Pull out every line of the records below that contains the word "series", matching case.

Record excerpts →
* * * *
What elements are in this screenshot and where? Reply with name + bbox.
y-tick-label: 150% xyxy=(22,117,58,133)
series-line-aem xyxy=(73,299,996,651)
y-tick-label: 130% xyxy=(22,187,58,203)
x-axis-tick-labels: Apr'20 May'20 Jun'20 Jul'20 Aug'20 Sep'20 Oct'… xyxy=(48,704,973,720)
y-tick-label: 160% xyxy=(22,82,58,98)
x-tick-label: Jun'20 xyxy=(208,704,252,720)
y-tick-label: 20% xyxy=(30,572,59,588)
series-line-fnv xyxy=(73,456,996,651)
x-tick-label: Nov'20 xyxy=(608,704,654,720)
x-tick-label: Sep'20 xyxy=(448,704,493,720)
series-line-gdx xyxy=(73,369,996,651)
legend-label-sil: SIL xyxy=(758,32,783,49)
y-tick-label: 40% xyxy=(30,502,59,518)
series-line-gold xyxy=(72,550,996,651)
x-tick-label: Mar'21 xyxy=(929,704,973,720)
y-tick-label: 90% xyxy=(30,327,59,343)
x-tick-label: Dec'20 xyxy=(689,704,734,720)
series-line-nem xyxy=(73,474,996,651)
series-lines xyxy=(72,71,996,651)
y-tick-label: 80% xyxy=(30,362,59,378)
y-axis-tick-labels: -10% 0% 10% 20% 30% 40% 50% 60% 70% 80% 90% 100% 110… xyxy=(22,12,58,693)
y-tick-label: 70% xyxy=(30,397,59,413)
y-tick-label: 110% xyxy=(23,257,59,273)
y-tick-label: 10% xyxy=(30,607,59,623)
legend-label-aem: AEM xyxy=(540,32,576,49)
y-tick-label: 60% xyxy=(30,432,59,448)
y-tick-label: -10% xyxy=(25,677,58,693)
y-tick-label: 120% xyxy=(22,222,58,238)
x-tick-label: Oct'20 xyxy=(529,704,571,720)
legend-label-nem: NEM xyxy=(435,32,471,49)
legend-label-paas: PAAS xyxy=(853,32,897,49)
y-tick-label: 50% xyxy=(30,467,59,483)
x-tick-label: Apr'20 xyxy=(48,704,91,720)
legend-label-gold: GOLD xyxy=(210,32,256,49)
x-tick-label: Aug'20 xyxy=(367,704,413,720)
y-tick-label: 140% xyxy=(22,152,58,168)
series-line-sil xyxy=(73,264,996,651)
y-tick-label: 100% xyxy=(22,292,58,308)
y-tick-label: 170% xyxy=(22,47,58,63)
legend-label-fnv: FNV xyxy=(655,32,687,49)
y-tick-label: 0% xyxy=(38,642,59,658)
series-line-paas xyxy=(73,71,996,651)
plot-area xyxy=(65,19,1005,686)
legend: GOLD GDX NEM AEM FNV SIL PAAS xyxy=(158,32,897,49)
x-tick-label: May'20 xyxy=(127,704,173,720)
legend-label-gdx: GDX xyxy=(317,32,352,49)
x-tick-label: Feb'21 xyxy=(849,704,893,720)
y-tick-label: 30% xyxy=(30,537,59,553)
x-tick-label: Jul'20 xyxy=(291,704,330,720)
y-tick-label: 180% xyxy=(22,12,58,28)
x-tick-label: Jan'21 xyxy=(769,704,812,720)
* * * *
Correct response →
series-line-aem xyxy=(73,299,996,651)
series-line-fnv xyxy=(73,456,996,651)
series-line-gdx xyxy=(73,369,996,651)
series-line-gold xyxy=(72,550,996,651)
series-line-nem xyxy=(73,474,996,651)
series-lines xyxy=(72,71,996,651)
series-line-sil xyxy=(73,264,996,651)
series-line-paas xyxy=(73,71,996,651)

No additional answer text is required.